▶ REQUIRED WORK:
What is the number of lines holding the word "consumer"? Give that number alone.

Items listed in a dataset:

┏━━

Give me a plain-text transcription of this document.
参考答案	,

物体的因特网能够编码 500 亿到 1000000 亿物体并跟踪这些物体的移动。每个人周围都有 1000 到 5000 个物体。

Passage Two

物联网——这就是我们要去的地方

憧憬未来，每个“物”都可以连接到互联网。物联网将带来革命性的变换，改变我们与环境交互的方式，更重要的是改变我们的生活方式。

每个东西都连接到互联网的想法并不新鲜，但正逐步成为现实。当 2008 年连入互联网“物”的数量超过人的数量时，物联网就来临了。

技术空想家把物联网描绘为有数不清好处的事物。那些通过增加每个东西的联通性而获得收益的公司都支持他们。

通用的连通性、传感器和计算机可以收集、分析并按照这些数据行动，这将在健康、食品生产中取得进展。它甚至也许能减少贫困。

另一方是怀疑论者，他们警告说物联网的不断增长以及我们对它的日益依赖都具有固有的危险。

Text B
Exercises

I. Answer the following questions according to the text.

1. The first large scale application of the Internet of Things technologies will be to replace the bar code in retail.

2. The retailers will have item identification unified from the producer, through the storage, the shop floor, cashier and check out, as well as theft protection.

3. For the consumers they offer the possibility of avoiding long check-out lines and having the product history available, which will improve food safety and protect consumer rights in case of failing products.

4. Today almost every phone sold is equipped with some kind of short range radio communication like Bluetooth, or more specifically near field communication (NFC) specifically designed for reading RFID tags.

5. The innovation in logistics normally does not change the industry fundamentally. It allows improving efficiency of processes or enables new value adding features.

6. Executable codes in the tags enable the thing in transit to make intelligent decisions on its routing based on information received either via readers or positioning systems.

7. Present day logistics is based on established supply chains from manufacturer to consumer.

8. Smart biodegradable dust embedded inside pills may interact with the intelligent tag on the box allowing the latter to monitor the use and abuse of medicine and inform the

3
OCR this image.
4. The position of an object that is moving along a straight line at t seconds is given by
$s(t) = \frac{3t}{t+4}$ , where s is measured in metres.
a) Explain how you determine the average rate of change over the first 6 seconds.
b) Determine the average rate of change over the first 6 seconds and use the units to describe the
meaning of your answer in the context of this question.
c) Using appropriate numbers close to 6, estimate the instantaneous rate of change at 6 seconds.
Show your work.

┗━━

▶ SOLVED PROBLEM:
2